* Work to be completed *
Locate all lines with the word "central". Copy them.

* Figure record extracts *

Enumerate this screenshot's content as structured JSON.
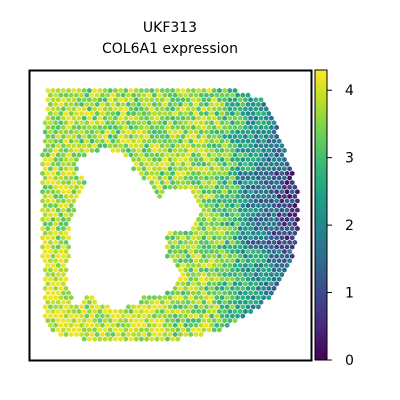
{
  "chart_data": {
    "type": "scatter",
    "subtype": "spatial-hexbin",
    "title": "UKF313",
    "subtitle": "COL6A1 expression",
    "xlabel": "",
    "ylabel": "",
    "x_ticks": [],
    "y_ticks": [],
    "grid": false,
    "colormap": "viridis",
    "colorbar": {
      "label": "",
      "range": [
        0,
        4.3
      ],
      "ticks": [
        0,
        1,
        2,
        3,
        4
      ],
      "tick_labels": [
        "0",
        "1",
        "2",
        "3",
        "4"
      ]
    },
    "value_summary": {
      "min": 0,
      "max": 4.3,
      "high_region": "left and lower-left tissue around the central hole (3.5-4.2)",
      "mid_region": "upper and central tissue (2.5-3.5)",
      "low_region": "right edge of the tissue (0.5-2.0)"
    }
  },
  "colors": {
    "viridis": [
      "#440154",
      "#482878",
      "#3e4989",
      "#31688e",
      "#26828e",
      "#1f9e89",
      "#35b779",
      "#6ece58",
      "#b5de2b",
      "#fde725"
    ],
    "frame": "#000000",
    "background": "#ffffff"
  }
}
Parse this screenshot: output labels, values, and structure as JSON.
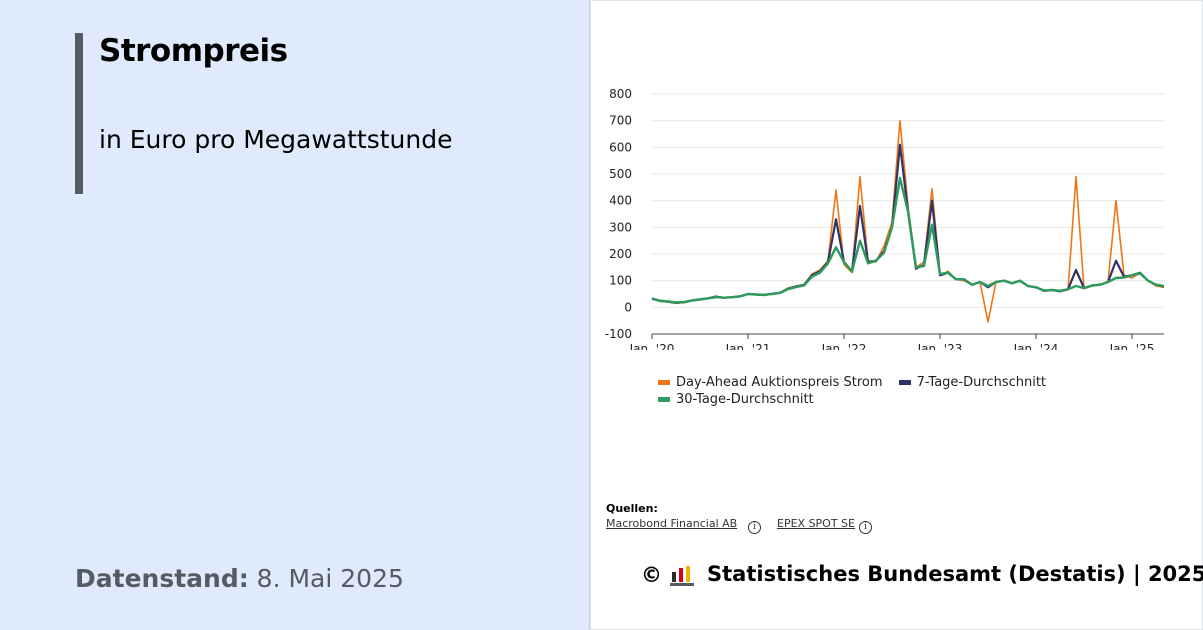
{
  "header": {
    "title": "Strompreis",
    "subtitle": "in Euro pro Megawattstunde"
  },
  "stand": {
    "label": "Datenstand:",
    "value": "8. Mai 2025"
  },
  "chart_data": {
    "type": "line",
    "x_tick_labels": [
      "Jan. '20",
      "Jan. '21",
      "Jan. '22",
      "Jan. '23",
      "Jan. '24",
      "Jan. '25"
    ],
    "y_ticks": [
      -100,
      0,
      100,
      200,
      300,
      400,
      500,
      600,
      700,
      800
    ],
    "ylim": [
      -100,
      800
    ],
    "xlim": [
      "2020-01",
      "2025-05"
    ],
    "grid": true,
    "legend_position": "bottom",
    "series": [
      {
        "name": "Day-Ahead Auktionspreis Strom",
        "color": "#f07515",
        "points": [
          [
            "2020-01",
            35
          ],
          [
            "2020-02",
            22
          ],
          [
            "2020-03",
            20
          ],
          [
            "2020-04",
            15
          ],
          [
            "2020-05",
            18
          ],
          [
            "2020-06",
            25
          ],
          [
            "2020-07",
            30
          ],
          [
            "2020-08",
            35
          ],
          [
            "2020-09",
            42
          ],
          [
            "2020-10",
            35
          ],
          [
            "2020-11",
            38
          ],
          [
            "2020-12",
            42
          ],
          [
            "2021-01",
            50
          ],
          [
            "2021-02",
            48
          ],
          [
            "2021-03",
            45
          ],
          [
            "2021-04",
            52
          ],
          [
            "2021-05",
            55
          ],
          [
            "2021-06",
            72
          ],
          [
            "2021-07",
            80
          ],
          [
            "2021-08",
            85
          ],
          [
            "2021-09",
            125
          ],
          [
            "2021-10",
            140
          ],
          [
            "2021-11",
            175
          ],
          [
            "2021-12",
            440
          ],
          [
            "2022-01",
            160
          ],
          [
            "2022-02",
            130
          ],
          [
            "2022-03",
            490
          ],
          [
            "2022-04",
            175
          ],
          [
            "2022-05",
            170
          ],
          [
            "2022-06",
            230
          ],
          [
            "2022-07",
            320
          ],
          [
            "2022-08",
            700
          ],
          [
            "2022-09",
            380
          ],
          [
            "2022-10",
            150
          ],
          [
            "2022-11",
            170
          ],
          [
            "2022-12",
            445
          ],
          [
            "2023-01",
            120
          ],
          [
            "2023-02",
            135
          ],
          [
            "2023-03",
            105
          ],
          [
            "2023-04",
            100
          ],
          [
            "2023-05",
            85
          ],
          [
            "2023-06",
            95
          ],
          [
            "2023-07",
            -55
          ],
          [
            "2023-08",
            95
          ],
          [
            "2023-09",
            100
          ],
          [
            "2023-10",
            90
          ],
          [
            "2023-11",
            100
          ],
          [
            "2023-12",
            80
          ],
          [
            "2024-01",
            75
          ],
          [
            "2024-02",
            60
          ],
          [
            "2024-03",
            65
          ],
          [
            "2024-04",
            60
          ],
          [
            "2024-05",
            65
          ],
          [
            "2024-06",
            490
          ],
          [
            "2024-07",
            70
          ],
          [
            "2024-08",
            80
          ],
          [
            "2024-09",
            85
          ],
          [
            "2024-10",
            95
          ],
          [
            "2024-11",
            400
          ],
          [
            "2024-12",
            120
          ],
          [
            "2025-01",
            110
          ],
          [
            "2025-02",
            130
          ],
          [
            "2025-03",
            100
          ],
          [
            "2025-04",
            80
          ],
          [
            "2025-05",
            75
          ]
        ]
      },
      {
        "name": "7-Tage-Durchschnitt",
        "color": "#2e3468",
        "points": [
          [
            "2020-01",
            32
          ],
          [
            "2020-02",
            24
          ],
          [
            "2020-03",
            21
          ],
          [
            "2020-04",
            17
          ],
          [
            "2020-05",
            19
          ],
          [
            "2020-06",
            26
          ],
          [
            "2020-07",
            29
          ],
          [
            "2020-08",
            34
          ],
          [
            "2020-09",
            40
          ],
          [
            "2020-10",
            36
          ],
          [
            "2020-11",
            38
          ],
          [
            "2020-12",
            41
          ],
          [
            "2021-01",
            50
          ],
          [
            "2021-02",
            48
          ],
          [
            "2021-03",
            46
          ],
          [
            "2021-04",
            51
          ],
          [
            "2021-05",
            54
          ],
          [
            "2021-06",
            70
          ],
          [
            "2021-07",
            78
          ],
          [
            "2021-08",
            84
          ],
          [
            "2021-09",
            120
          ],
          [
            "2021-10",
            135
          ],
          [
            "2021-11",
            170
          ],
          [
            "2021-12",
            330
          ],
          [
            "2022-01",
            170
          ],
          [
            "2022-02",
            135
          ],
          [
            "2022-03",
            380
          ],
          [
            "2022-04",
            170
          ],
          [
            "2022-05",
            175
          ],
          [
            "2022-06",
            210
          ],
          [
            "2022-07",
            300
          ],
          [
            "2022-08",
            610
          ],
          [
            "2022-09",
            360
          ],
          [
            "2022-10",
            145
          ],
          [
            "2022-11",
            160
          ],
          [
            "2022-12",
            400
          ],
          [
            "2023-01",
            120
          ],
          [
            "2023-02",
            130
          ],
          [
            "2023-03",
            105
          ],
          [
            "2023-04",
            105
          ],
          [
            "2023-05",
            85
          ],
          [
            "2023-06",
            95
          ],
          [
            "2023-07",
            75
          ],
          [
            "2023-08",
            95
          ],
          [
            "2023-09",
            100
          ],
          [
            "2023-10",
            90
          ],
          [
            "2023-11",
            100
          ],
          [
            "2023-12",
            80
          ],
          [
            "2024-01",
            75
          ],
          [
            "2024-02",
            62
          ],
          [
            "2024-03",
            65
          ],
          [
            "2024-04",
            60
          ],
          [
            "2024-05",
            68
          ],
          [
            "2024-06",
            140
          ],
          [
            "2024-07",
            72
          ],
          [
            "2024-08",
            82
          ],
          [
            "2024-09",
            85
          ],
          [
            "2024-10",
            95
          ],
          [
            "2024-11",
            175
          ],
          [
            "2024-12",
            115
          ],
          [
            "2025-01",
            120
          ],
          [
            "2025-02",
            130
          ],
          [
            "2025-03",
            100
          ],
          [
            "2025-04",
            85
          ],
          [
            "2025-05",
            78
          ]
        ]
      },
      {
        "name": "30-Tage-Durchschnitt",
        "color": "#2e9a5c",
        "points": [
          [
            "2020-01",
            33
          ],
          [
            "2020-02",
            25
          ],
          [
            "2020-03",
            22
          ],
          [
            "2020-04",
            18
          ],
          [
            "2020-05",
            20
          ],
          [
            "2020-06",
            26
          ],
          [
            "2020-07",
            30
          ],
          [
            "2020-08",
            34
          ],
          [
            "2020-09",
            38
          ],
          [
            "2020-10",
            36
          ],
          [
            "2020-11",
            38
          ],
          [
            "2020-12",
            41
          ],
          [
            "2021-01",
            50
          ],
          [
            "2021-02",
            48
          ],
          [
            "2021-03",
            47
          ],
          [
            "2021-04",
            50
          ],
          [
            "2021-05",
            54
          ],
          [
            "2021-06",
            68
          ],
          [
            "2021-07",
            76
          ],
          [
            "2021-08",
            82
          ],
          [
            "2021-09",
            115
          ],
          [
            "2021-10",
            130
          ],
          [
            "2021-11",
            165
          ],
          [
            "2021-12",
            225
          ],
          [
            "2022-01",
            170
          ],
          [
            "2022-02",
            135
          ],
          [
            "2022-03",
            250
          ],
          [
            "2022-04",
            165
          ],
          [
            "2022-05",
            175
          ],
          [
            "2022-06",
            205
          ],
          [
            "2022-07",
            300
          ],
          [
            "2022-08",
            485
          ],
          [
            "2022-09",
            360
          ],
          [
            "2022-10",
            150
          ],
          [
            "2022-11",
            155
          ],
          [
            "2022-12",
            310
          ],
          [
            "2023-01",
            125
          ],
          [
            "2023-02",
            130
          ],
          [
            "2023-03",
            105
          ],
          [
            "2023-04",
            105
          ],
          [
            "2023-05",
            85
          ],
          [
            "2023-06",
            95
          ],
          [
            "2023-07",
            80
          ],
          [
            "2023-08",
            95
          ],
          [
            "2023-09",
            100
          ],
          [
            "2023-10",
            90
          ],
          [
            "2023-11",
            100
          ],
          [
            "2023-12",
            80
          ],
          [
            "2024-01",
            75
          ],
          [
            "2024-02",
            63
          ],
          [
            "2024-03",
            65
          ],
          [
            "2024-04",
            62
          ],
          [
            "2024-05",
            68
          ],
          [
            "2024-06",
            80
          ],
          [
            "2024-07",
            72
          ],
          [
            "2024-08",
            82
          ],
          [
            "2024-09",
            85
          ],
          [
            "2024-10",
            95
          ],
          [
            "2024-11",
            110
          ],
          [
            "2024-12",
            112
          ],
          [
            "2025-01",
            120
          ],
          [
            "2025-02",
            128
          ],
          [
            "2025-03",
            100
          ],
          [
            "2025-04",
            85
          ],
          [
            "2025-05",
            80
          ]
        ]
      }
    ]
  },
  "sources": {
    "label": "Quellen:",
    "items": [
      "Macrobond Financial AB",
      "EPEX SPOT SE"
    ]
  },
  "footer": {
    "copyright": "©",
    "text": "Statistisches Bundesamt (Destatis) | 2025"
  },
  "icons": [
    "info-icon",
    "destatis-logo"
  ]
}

* Finished task *
      "high_region": "left and lower-left tissue around the central hole (3.5-4.2)",
      "mid_region": "upper and central tissue (2.5-3.5)",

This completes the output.